▶ **Given request**:
Copy out the lines of the records below, starting at the line that contains "legend-bx: bx xyxy=(697,103,709,114)" and ending at the line that contains "colorbar-label: 10^8 xyxy=(707,648,732,658)", with both of those lines included.

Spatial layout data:
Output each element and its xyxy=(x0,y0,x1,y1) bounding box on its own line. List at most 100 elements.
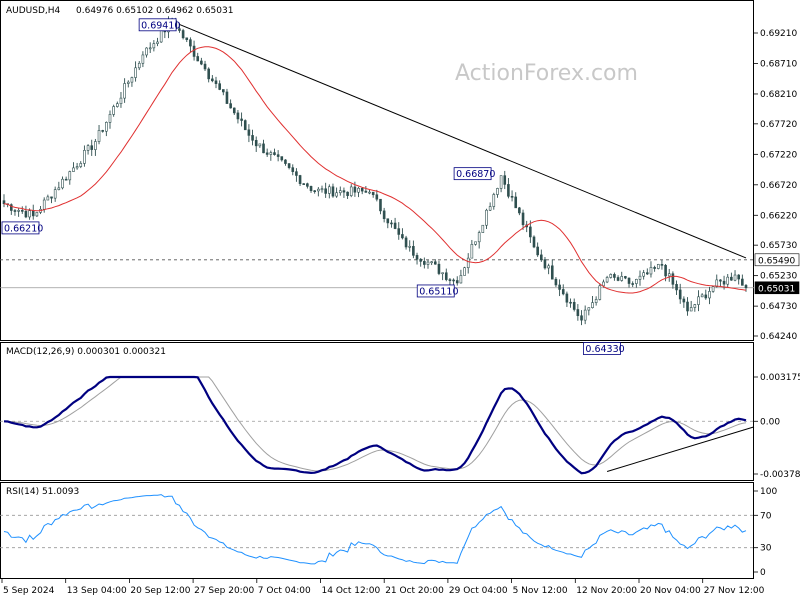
candle-body xyxy=(642,272,645,277)
candle xyxy=(719,279,722,287)
candle-body xyxy=(401,234,404,239)
candle xyxy=(368,189,371,195)
macd-trend-line xyxy=(606,426,755,472)
candle-body xyxy=(50,196,53,199)
candle-body xyxy=(711,286,715,292)
rsi-tick-label: 0 xyxy=(760,568,766,578)
price-tick-label: 0.65230 xyxy=(760,272,797,282)
candle xyxy=(64,176,68,181)
ohlc-label: 0.64976 0.65102 0.64962 0.65031 xyxy=(76,6,233,16)
candle xyxy=(667,268,671,282)
candle xyxy=(492,192,496,210)
candle-body xyxy=(211,78,214,82)
candle xyxy=(594,296,598,306)
x-tick-label: 27 Sep 20:00 xyxy=(194,586,254,596)
candle-body xyxy=(232,107,236,114)
candle xyxy=(569,298,572,308)
candle-body xyxy=(470,244,474,259)
candle xyxy=(653,265,656,272)
candle xyxy=(587,307,591,316)
candle xyxy=(455,276,459,286)
candle xyxy=(243,119,247,131)
candle-body xyxy=(225,91,229,104)
candle xyxy=(744,284,748,292)
candle-body xyxy=(393,222,397,229)
candle-body xyxy=(448,279,452,281)
candle xyxy=(726,274,730,288)
candle xyxy=(313,190,316,194)
candle xyxy=(306,182,309,189)
candle-body xyxy=(543,259,547,269)
candle-body xyxy=(298,175,302,184)
candle-body xyxy=(251,135,254,141)
candle xyxy=(211,75,214,83)
candle-body xyxy=(667,273,671,277)
candle-body xyxy=(719,279,722,282)
candle-body xyxy=(397,228,401,235)
candle xyxy=(72,162,75,172)
candle xyxy=(346,191,349,199)
candle xyxy=(360,187,364,195)
candle xyxy=(371,191,375,198)
candle-body xyxy=(313,190,316,193)
candle xyxy=(583,305,587,325)
candle xyxy=(415,252,419,265)
candle xyxy=(189,37,192,53)
candle-body xyxy=(108,114,112,123)
candle-body xyxy=(744,285,748,289)
candle-body xyxy=(496,188,499,195)
candle-body xyxy=(452,279,455,282)
candle xyxy=(379,198,382,215)
candle xyxy=(733,270,737,282)
candle xyxy=(13,208,17,216)
candle xyxy=(598,283,602,301)
candle xyxy=(423,257,426,269)
candle-body xyxy=(485,209,488,226)
candle xyxy=(53,186,57,202)
candle-body xyxy=(371,191,375,196)
candle xyxy=(627,277,631,288)
candle-body xyxy=(192,45,196,57)
x-tick-label: 29 Oct 04:00 xyxy=(449,586,508,596)
candle xyxy=(90,139,94,156)
watermark: ActionForex.com xyxy=(455,61,638,86)
candle xyxy=(631,281,634,287)
candle xyxy=(689,300,693,312)
annotation-box xyxy=(453,167,492,181)
candle xyxy=(532,235,536,249)
candle xyxy=(116,101,119,108)
candle xyxy=(565,291,569,307)
candle-body xyxy=(474,241,477,245)
candle xyxy=(711,285,715,293)
candle-body xyxy=(148,47,152,50)
candle xyxy=(682,296,686,308)
candle-body xyxy=(459,275,463,284)
candle xyxy=(452,278,455,286)
price-tick-label: 0.67720 xyxy=(760,120,797,130)
candle xyxy=(463,266,466,276)
x-tick-label: 20 Nov 04:00 xyxy=(640,586,701,596)
candle-body xyxy=(591,302,594,308)
candle xyxy=(46,194,50,201)
candle-body xyxy=(733,274,737,281)
candle xyxy=(145,47,148,58)
candle-body xyxy=(94,141,97,150)
candle-body xyxy=(375,194,379,200)
candle-body xyxy=(682,298,686,303)
candle-body xyxy=(68,171,72,181)
candle xyxy=(342,187,346,198)
candle xyxy=(130,76,134,87)
candle-body xyxy=(353,186,357,193)
x-tick-label: 13 Sep 04:00 xyxy=(67,586,127,596)
candle-body xyxy=(276,154,280,157)
annotation-label: 0.65110 xyxy=(419,286,458,297)
candle-body xyxy=(287,163,291,168)
candle-body xyxy=(240,118,243,121)
candle xyxy=(678,283,682,304)
candle xyxy=(240,112,243,127)
candle-body xyxy=(561,289,565,295)
candle xyxy=(444,268,448,282)
candle xyxy=(225,88,229,104)
candle-body xyxy=(178,28,181,31)
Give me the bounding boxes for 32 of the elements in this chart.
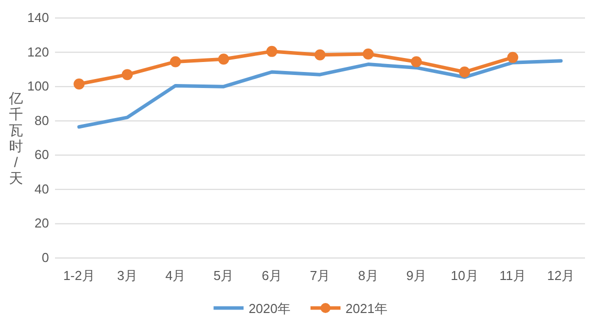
x-tick-label: 4月: [165, 268, 186, 283]
point: [410, 56, 422, 68]
point: [507, 52, 518, 63]
y-tick-label: 40: [34, 181, 49, 196]
point: [170, 56, 181, 68]
x-tick-label: 12月: [547, 268, 575, 283]
point: [314, 49, 326, 60]
x-tick-label: 11月: [499, 268, 526, 283]
y-tick-label: 140: [27, 10, 49, 25]
x-tick-label: 9月: [406, 268, 426, 283]
x-tick-label: 6月: [262, 268, 282, 283]
x-tick-label: 7月: [310, 268, 330, 283]
legend-label: 2021年: [346, 301, 388, 316]
x-tick-label: 5月: [214, 268, 234, 283]
y-tick-label: 0: [42, 250, 49, 265]
point: [459, 66, 470, 78]
y-tick-label: 100: [27, 78, 49, 94]
y-tick-label: 80: [34, 112, 49, 128]
x-tick-label: 8月: [358, 268, 378, 283]
x-tick-label: 3月: [117, 268, 138, 283]
point: [266, 46, 278, 57]
x-tick-label: 10月: [450, 268, 478, 283]
point: [218, 54, 230, 65]
y-tick-label: 120: [27, 44, 49, 60]
y-tick-label: 20: [34, 216, 49, 231]
y-tick-label: 60: [34, 147, 49, 162]
legend-label: 2020年: [248, 301, 290, 316]
y-axis-title: 亿千瓦时/天: [8, 90, 23, 186]
point: [74, 78, 85, 90]
point: [362, 48, 374, 60]
x-tick-label: 1-2月: [63, 268, 95, 283]
point: [122, 69, 133, 80]
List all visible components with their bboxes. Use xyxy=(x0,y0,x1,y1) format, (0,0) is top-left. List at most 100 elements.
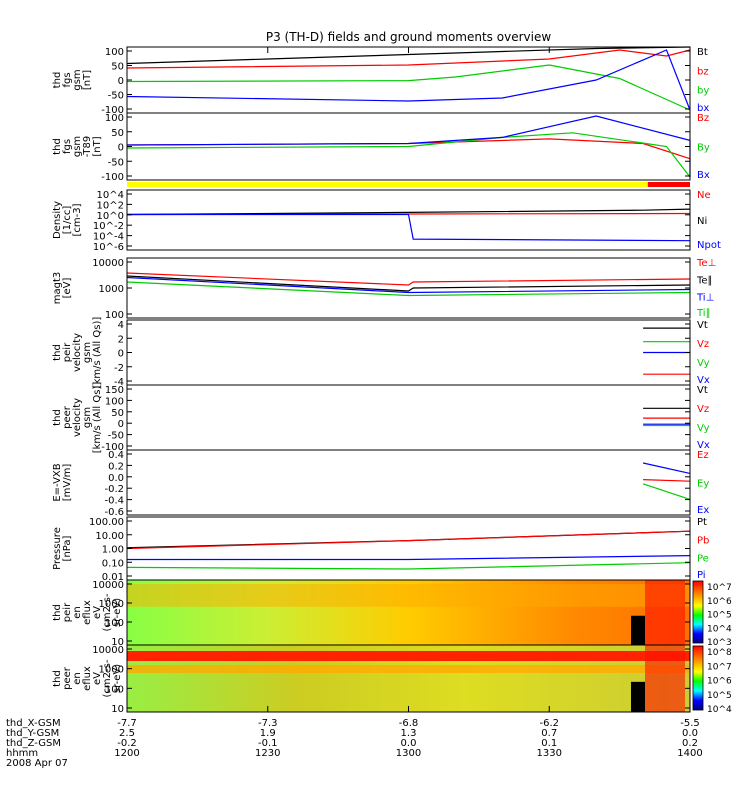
legend-bx: bx xyxy=(697,103,709,114)
y-axis-label: gsm xyxy=(82,342,93,363)
series-line-by xyxy=(126,64,691,111)
y-tick-label: 0.2 xyxy=(108,461,124,472)
x-axis-value: -6.8 xyxy=(399,718,419,729)
panel-frame xyxy=(126,449,691,516)
panel-pressure: Pt Pb Pe Pi 100.00 10.00 1.00 0.10 0.01 Pressure[… xyxy=(52,516,709,583)
y-tick-label: 0.4 xyxy=(108,450,124,461)
x-axis-value: -0.1 xyxy=(258,738,278,749)
panel-vxb: Ez Ey Ex 0.40.20.0-0.2-0.4-0.6 E=-VXB [mV/m] xyxy=(52,449,709,518)
series-line-bx xyxy=(126,49,691,111)
colorbar-label: 10^8 xyxy=(707,648,732,658)
y-tick-label: -50 xyxy=(108,91,124,102)
y-axis-label: gsm xyxy=(82,407,93,428)
y-tick-label: -50 xyxy=(108,431,124,442)
y-axis-label: thd xyxy=(52,670,63,687)
x-axis-value: 0.0 xyxy=(682,728,698,739)
y-axis-label: thd xyxy=(52,138,63,155)
legend-Pb: Pb xyxy=(697,535,709,546)
x-axis-value: 1230 xyxy=(255,748,280,759)
y-tick-label: -50 xyxy=(108,157,124,168)
y-axis-label: E=-VXB xyxy=(52,463,63,501)
colorbar xyxy=(692,580,704,644)
legend-bz: bz xyxy=(697,66,709,77)
y-axis-label: en xyxy=(72,606,83,619)
legend-Te∥: Te∥ xyxy=(696,275,713,286)
spectrogram-mid-band xyxy=(127,665,690,673)
series-line-Ex xyxy=(642,462,691,474)
y-axis-label: [eV] xyxy=(62,278,73,299)
legend-Ti⊥: Ti⊥ xyxy=(696,293,714,304)
panel-peir-spectrogram: 10^7 10^6 10^5 10^4 10^3 10000 1000 100 10 thd pei… xyxy=(52,579,732,648)
y-tick-label: 1000 xyxy=(99,284,124,295)
panel-peir-velocity: Vt Vz Vy Vx 4 2 0 -2 -4 thd peir velocity gsm [km/s (… xyxy=(52,317,710,389)
y-tick-label: 10^-4 xyxy=(93,232,124,243)
y-tick-label: 0.0 xyxy=(108,473,124,484)
y-axis-label: [mV/m] xyxy=(62,464,73,502)
x-axis-value: 0.0 xyxy=(401,738,417,749)
legend-Ey: Ey xyxy=(697,479,709,490)
y-axis-label: peer xyxy=(62,666,73,690)
series-line-Te∥ xyxy=(126,275,691,292)
colorbar-label: 10^4 xyxy=(707,705,732,715)
legend-Pi: Pi xyxy=(697,570,706,581)
legend-Ez: Ez xyxy=(697,450,709,461)
y-axis-label: [km/s (All Qs)] xyxy=(92,317,103,389)
series-line-Ti∥ xyxy=(126,281,691,297)
spectrogram-high-flux-region xyxy=(645,645,685,712)
legend-Vx: Vx xyxy=(697,375,710,386)
y-tick-label: 100.00 xyxy=(89,517,124,528)
y-axis-label: -T89 xyxy=(82,136,93,158)
y-tick-label: 10.00 xyxy=(95,531,124,542)
y-tick-label: -100 xyxy=(101,442,124,453)
y-tick-label: -4 xyxy=(114,377,124,388)
panel-frame xyxy=(126,384,691,451)
chart-title: P3 (TH-D) fields and ground moments over… xyxy=(266,30,551,44)
y-tick-label: 50 xyxy=(111,408,124,419)
y-axis-label: [nT] xyxy=(82,70,93,90)
y-tick-label: 10^0 xyxy=(97,211,124,222)
series-line-Ti⊥ xyxy=(126,276,691,294)
y-axis-label: gsm xyxy=(72,136,83,157)
spectrogram-high-energy-band xyxy=(127,584,690,607)
y-tick-label: 100 xyxy=(105,618,124,629)
y-tick-label: 2 xyxy=(118,334,124,345)
y-axis-label: fgs xyxy=(62,139,73,154)
panel-density: Ne Ni Npot 10^410^210^010^-210^-410^-6 Densi… xyxy=(52,189,721,253)
legend-Ti∥: Ti∥ xyxy=(696,308,711,319)
legend-Vt: Vt xyxy=(697,320,708,331)
x-axis-row-label: thd_Y-GSM xyxy=(6,728,59,739)
y-tick-label: 100 xyxy=(105,310,124,321)
x-axis-value: 1330 xyxy=(537,748,562,759)
legend-Ne: Ne xyxy=(697,190,711,201)
legend-Vz: Vz xyxy=(697,339,709,350)
mode-bar-segment-1 xyxy=(647,182,690,187)
series-line-Pi xyxy=(127,555,691,561)
y-axis-label: thd xyxy=(52,344,63,361)
series-line-By xyxy=(126,132,691,178)
y-tick-label: 1.00 xyxy=(102,545,124,556)
colorbar-label: 10^5 xyxy=(707,611,732,621)
legend-By: By xyxy=(697,143,710,154)
y-axis-label: (cm2-s- xyxy=(102,659,113,697)
y-tick-label: 0 xyxy=(118,143,124,154)
colorbar-label: 10^6 xyxy=(707,677,732,687)
x-axis-row-label: thd_Z-GSM xyxy=(6,738,61,749)
y-axis-label: sr-eV) xyxy=(112,598,123,627)
y-tick-label: 10^-2 xyxy=(93,221,124,232)
y-tick-label: -100 xyxy=(101,172,124,183)
y-tick-label: 0 xyxy=(118,419,124,430)
y-tick-label: 50 xyxy=(111,128,124,139)
y-tick-label: 50 xyxy=(111,62,124,73)
x-axis-value: 2.5 xyxy=(119,728,135,739)
panel-frame xyxy=(126,257,691,319)
y-tick-label: 0.10 xyxy=(102,558,124,569)
y-tick-label: 100 xyxy=(105,47,124,58)
x-axis-value: 1300 xyxy=(396,748,421,759)
series-line-bz xyxy=(126,49,691,69)
y-axis-label: peir xyxy=(62,342,73,362)
y-axis-label: gsm xyxy=(72,69,83,90)
y-axis-label: [km/s (All Qs)] xyxy=(92,382,103,454)
series-line-Bz xyxy=(126,138,691,160)
series-line-Ey xyxy=(642,483,691,500)
x-axis-value: 0.2 xyxy=(682,738,698,749)
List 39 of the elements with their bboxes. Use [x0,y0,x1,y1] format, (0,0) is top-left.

▶ **Output for this exercise**:
legend-bx: bx xyxy=(697,103,709,114)
y-axis-label: gsm xyxy=(82,342,93,363)
series-line-by xyxy=(126,64,691,111)
y-tick-label: 0.2 xyxy=(108,461,124,472)
x-axis-value: -6.8 xyxy=(399,718,419,729)
panel-frame xyxy=(126,449,691,516)
panel-pressure: Pt Pb Pe Pi 100.00 10.00 1.00 0.10 0.01 Pressure[… xyxy=(52,516,709,583)
y-tick-label: 0.4 xyxy=(108,450,124,461)
x-axis-value: -0.1 xyxy=(258,738,278,749)
panel-vxb: Ez Ey Ex 0.40.20.0-0.2-0.4-0.6 E=-VXB [mV/m] xyxy=(52,449,709,518)
series-line-bx xyxy=(126,49,691,111)
colorbar-label: 10^8 xyxy=(707,648,732,658)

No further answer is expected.